= 简短任务 =
将下方这篇关于最短路径求法的帖子从头到尾完整提取出来，逐字照录，不做任何改动。

··· 文档摘录

从城市A到B,C,D,E城市,每个城市都要去一次,求最短通路,用JAVA怎么做啊,我弄了一个代码,但是只能求A到每个城市的距离,求不了通路
public class Dijkstra {
static int M=10000;
public static void main(String[] args) {
int[][] weight1 = {//邻接矩阵
{0,3,2000,7,M},
{3,0,4,2,M},
{M,4,0,5,4},
{7,2,5,0,6},
{M,M,4,6,0}
};
int[][] weight2 = {
{0,130,244,126,141},
{130,0,274,M,186},
{244,274,0,M,M},
{126,M,M,0,58},
{141,186,M,58,0}
};
int start=0;
int[] shortPath = Dijsktra(weight2,start);
for(int i = 0;i < shortPath.length;i++)
System.out.println("从"+start+"出发到"+i+"的最短距离为:"+shortPath[i]);
}
public static int[] Dijsktra(int[][] weight,int start){
int n = weight.length;
int[] shortPath = new int[n];
String[] path=new String[n];
for(int i=0;i<n;i++)
path[i]=new String(start+"-->"+i);
int[] visited = new int[n];
shortPath[start] = 0;
visited[start] = 1;
for(int count = 1;count <= n - 1;count++)
{
int k = -1;
int dmin = Integer.MAX_VALUE;
for(int i = 0;i < n;i++)
{
if(visited[i] == 0 && weight[start][i] < dmin)
{
dmin = weight[start][i];
k = i;
}
}
System.out.println("k="+k);
shortPath[k] = dmin;
visited[k] = 1;
for(int i = 0;i < n;i++)
{
if(visited[i] == 0 && weight[start][k] + weight[k][i] < weight[start][i]){
weight[start][i] = weight[start][k] + weight[k][i];
path[i]=path[k]+"-->"+i;
}
}
}
for(int i=0;i<n;i++)
System.out.println("从"+start+"出发到"+i+"的最短路径为:"+path[i]);
System.out.println("=====================================");
return shortPath;
}
}
遍历一下,你把你这个程序写成函数,然后一个城市到其他城市的距离都可以算出来,然后求一下最小值即可

······
··· 所给数据

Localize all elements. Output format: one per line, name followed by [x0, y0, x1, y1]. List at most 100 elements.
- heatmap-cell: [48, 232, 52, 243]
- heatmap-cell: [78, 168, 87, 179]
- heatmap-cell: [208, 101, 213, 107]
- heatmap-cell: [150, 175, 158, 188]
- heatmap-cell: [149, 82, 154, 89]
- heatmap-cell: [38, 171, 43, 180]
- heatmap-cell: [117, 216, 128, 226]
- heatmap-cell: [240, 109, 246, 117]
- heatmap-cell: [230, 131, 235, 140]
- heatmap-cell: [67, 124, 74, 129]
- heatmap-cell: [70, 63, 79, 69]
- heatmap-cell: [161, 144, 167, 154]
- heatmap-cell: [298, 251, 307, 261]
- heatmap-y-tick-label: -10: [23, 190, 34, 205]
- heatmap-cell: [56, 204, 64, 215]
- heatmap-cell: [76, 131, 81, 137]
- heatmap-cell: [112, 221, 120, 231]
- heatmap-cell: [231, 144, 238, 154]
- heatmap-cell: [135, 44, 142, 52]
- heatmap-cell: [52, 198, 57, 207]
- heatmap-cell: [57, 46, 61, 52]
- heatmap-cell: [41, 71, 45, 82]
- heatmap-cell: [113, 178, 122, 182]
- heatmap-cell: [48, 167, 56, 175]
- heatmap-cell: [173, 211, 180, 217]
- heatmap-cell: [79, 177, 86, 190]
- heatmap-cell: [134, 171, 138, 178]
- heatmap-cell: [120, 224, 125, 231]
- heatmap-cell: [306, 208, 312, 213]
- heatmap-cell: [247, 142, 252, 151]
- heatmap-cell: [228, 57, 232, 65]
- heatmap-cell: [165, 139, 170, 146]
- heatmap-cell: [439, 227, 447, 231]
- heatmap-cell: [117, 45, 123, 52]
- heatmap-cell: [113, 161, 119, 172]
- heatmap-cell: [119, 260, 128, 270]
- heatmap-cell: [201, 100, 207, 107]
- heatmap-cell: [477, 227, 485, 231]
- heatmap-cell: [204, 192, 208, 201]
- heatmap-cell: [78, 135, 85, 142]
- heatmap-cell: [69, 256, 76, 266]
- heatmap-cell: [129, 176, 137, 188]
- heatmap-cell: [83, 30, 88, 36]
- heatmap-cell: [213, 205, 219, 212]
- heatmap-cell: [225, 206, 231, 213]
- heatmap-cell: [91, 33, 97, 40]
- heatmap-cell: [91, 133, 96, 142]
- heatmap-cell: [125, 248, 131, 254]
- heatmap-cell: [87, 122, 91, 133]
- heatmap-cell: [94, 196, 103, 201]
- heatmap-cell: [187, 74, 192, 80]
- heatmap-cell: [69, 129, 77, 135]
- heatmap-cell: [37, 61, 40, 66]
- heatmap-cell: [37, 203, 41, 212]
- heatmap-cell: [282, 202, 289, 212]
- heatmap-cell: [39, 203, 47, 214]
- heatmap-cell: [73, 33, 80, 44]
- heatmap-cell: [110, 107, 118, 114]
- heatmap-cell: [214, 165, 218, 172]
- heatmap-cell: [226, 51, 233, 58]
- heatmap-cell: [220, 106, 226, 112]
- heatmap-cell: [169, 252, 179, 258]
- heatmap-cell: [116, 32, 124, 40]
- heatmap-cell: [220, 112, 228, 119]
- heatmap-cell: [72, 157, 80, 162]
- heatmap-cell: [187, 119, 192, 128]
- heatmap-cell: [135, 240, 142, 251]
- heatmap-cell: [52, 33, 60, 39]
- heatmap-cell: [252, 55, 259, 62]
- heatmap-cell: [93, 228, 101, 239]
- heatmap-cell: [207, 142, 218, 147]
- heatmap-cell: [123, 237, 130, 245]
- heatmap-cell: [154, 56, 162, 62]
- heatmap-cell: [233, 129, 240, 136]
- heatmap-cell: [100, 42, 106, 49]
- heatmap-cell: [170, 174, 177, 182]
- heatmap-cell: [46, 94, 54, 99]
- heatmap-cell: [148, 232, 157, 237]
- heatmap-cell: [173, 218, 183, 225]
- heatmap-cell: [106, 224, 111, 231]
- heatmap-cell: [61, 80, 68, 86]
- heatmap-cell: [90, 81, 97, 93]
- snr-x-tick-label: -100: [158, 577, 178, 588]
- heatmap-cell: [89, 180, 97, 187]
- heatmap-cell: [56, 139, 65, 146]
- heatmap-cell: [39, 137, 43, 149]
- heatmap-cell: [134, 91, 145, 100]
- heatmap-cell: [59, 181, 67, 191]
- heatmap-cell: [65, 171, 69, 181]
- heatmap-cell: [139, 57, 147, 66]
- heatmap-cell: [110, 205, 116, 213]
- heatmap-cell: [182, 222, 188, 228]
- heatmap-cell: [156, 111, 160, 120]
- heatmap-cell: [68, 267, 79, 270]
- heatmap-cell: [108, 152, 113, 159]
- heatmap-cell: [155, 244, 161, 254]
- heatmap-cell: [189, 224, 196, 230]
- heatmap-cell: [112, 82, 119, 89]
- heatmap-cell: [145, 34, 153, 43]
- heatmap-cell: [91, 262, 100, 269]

······

= 结果 =
从城市A到B,C,D,E城市,每个城市都要去一次,求最短通路,用JAVA怎么做啊,我弄了一个代码,但是只能求A到每个城市的距离,求不了通路
public class Dijkstra {
static int M=10000;
public static void main(String[] args) {
int[][] weight1 = {//邻接矩阵
{0,3,2000,7,M},
{3,0,4,2,M},
{M,4,0,5,4},
{7,2,5,0,6},
{M,M,4,6,0}
};
int[][] weight2 = {
{0,130,244,126,141},
{130,0,274,M,186},
{244,274,0,M,M},
{126,M,M,0,58},
{141,186,M,58,0}
};
int start=0;
int[] shortPath = Dijsktra(weight2,start);
for(int i = 0;i < shortPath.length;i++)
System.out.println("从"+start+"出发到"+i+"的最短距离为:"+shortPath[i]);
}
public static int[] Dijsktra(int[][] weight,int start){
int n = weight.length;
int[] shortPath = new int[n];
String[] path=new String[n];
for(int i=0;i<n;i++)
path[i]=new String(start+"-->"+i);
int[] visited = new int[n];
shortPath[start] = 0;
visited[start] = 1;
for(int count = 1;count <= n - 1;count++)
{
int k = -1;
int dmin = Integer.MAX_VALUE;
for(int i = 0;i < n;i++)
{
if(visited[i] == 0 && weight[start][i] < dmin)
{
dmin = weight[start][i];
k = i;
}
}
System.out.println("k="+k);
shortPath[k] = dmin;
visited[k] = 1;
for(int i = 0;i < n;i++)
{
if(visited[i] == 0 && weight[start][k] + weight[k][i] < weight[start][i]){
weight[start][i] = weight[start][k] + weight[k][i];
path[i]=path[k]+"-->"+i;
}
}
}
for(int i=0;i<n;i++)
System.out.println("从"+start+"出发到"+i+"的最短路径为:"+path[i]);
System.out.println("=====================================");
return shortPath;
}
}
遍历一下,你把你这个程序写成函数,然后一个城市到其他城市的距离都可以算出来,然后求一下最小值即可